**Stored items**
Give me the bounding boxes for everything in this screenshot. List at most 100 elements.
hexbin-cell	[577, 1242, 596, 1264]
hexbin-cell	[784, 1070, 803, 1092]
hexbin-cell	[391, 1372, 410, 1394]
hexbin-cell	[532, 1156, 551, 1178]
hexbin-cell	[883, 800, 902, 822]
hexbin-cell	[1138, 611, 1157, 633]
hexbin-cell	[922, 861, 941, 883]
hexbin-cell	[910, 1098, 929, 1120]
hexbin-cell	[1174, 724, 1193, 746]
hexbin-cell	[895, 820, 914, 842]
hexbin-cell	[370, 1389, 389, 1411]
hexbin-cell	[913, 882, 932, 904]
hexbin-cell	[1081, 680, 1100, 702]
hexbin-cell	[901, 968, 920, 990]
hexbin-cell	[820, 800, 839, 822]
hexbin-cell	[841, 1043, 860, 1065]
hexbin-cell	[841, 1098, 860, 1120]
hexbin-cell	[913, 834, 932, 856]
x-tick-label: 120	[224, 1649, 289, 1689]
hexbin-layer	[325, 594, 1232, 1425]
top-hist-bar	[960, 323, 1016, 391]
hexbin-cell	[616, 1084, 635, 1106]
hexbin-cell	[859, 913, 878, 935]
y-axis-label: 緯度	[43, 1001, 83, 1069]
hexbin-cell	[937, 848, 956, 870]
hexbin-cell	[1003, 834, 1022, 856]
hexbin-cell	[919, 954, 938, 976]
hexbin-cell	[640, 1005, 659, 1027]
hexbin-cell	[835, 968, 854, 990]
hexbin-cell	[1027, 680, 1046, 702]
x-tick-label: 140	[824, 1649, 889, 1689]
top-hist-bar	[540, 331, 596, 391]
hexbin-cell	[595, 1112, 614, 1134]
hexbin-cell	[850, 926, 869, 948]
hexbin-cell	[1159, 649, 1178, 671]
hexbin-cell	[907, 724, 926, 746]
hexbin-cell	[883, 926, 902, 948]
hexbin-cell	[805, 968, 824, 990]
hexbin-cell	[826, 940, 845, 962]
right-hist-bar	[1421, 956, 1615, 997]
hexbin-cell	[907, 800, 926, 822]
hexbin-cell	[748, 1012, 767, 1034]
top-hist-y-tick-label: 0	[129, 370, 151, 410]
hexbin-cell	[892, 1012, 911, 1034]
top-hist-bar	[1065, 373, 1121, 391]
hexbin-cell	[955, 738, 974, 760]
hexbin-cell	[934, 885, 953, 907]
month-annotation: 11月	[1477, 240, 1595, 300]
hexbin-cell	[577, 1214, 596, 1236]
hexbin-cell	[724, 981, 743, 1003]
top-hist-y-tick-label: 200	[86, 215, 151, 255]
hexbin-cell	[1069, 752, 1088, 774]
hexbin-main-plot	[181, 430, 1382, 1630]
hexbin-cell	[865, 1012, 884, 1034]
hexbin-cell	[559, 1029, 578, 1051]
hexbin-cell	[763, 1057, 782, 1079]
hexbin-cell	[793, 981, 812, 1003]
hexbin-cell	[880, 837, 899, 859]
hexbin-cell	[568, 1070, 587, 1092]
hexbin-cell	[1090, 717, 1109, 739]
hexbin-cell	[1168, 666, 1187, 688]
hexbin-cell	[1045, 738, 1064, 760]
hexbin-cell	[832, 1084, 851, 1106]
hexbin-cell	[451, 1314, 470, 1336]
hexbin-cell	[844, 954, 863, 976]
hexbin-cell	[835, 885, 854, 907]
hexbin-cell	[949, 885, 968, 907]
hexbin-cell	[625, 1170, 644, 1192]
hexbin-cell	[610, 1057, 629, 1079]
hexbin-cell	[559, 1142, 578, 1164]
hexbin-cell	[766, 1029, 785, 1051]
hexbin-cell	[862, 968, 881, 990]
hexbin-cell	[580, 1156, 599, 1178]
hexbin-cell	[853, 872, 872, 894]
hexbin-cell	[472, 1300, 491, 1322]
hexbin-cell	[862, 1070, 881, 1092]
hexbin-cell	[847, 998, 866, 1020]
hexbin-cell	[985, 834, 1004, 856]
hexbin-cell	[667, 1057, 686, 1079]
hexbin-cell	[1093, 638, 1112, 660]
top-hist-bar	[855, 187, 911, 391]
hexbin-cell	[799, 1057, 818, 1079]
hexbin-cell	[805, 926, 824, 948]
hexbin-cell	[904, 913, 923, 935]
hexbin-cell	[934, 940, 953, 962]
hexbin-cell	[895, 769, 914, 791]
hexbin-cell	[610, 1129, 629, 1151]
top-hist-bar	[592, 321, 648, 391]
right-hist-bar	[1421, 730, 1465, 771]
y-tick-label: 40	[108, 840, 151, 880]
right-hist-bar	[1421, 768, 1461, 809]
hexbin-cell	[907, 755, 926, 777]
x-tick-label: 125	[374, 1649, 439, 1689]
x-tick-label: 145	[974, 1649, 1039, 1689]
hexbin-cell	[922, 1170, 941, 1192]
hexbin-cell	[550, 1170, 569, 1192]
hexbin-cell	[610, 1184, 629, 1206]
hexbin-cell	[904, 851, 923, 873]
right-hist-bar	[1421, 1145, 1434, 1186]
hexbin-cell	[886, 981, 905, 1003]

**Written instruction**
Format each line of the listing above as a numbered list, leaving out any blank lines.

**Solved exercise**
1. Give me the bounding boxes for everything in this screenshot. List at most 100 elements.
2. hexbin-cell	[577, 1242, 596, 1264]
3. hexbin-cell	[784, 1070, 803, 1092]
4. hexbin-cell	[391, 1372, 410, 1394]
5. hexbin-cell	[532, 1156, 551, 1178]
6. hexbin-cell	[883, 800, 902, 822]
7. hexbin-cell	[1138, 611, 1157, 633]
8. hexbin-cell	[922, 861, 941, 883]
9. hexbin-cell	[910, 1098, 929, 1120]
10. hexbin-cell	[1174, 724, 1193, 746]
11. hexbin-cell	[895, 820, 914, 842]
12. hexbin-cell	[370, 1389, 389, 1411]
13. hexbin-cell	[913, 882, 932, 904]
14. hexbin-cell	[1081, 680, 1100, 702]
15. hexbin-cell	[901, 968, 920, 990]
16. hexbin-cell	[820, 800, 839, 822]
17. hexbin-cell	[841, 1043, 860, 1065]
18. hexbin-cell	[841, 1098, 860, 1120]
19. hexbin-cell	[913, 834, 932, 856]
20. x-tick-label: 120	[224, 1649, 289, 1689]
21. hexbin-layer	[325, 594, 1232, 1425]
22. top-hist-bar	[960, 323, 1016, 391]
23. hexbin-cell	[616, 1084, 635, 1106]
24. hexbin-cell	[859, 913, 878, 935]
25. y-axis-label: 緯度	[43, 1001, 83, 1069]
26. hexbin-cell	[937, 848, 956, 870]
27. hexbin-cell	[1003, 834, 1022, 856]
28. hexbin-cell	[919, 954, 938, 976]
29. hexbin-cell	[640, 1005, 659, 1027]
30. hexbin-cell	[835, 968, 854, 990]
31. hexbin-cell	[1027, 680, 1046, 702]
32. x-tick-label: 140	[824, 1649, 889, 1689]
33. top-hist-bar	[540, 331, 596, 391]
34. hexbin-cell	[595, 1112, 614, 1134]
35. hexbin-cell	[850, 926, 869, 948]
36. hexbin-cell	[1159, 649, 1178, 671]
37. hexbin-cell	[907, 724, 926, 746]
38. hexbin-cell	[883, 926, 902, 948]
39. hexbin-cell	[805, 968, 824, 990]
40. hexbin-cell	[826, 940, 845, 962]
41. right-hist-bar	[1421, 956, 1615, 997]
42. hexbin-cell	[907, 800, 926, 822]
43. hexbin-cell	[748, 1012, 767, 1034]
44. top-hist-y-tick-label: 0	[129, 370, 151, 410]
45. hexbin-cell	[892, 1012, 911, 1034]
46. top-hist-bar	[1065, 373, 1121, 391]
47. hexbin-cell	[955, 738, 974, 760]
48. hexbin-cell	[934, 885, 953, 907]
49. month-annotation: 11月	[1477, 240, 1595, 300]
50. hexbin-cell	[577, 1214, 596, 1236]
51. hexbin-cell	[724, 981, 743, 1003]
52. top-hist-y-tick-label: 200	[86, 215, 151, 255]
53. hexbin-cell	[1069, 752, 1088, 774]
54. hexbin-main-plot	[181, 430, 1382, 1630]
55. hexbin-cell	[865, 1012, 884, 1034]
56. hexbin-cell	[559, 1029, 578, 1051]
57. hexbin-cell	[763, 1057, 782, 1079]
58. hexbin-cell	[793, 981, 812, 1003]
59. hexbin-cell	[880, 837, 899, 859]
60. hexbin-cell	[568, 1070, 587, 1092]
61. hexbin-cell	[1090, 717, 1109, 739]
62. hexbin-cell	[1168, 666, 1187, 688]
63. hexbin-cell	[1045, 738, 1064, 760]
64. hexbin-cell	[832, 1084, 851, 1106]
65. hexbin-cell	[451, 1314, 470, 1336]
66. hexbin-cell	[844, 954, 863, 976]
67. hexbin-cell	[835, 885, 854, 907]
68. hexbin-cell	[949, 885, 968, 907]
69. hexbin-cell	[625, 1170, 644, 1192]
70. hexbin-cell	[610, 1057, 629, 1079]
71. hexbin-cell	[559, 1142, 578, 1164]
72. hexbin-cell	[766, 1029, 785, 1051]
73. hexbin-cell	[862, 968, 881, 990]
74. hexbin-cell	[580, 1156, 599, 1178]
75. hexbin-cell	[853, 872, 872, 894]
76. hexbin-cell	[472, 1300, 491, 1322]
77. hexbin-cell	[862, 1070, 881, 1092]
78. hexbin-cell	[847, 998, 866, 1020]
79. hexbin-cell	[985, 834, 1004, 856]
80. hexbin-cell	[667, 1057, 686, 1079]
81. hexbin-cell	[1093, 638, 1112, 660]
82. top-hist-bar	[855, 187, 911, 391]
83. hexbin-cell	[799, 1057, 818, 1079]
84. hexbin-cell	[805, 926, 824, 948]
85. hexbin-cell	[904, 913, 923, 935]
86. hexbin-cell	[934, 940, 953, 962]
87. hexbin-cell	[895, 769, 914, 791]
88. hexbin-cell	[610, 1129, 629, 1151]
89. top-hist-bar	[592, 321, 648, 391]
90. right-hist-bar	[1421, 730, 1465, 771]
91. y-tick-label: 40	[108, 840, 151, 880]
92. right-hist-bar	[1421, 768, 1461, 809]
93. hexbin-cell	[907, 755, 926, 777]
94. x-tick-label: 125	[374, 1649, 439, 1689]
95. x-tick-label: 145	[974, 1649, 1039, 1689]
96. hexbin-cell	[922, 1170, 941, 1192]
97. hexbin-cell	[550, 1170, 569, 1192]
98. hexbin-cell	[610, 1184, 629, 1206]
99. hexbin-cell	[904, 851, 923, 873]
100. right-hist-bar	[1421, 1145, 1434, 1186]
101. hexbin-cell	[886, 981, 905, 1003]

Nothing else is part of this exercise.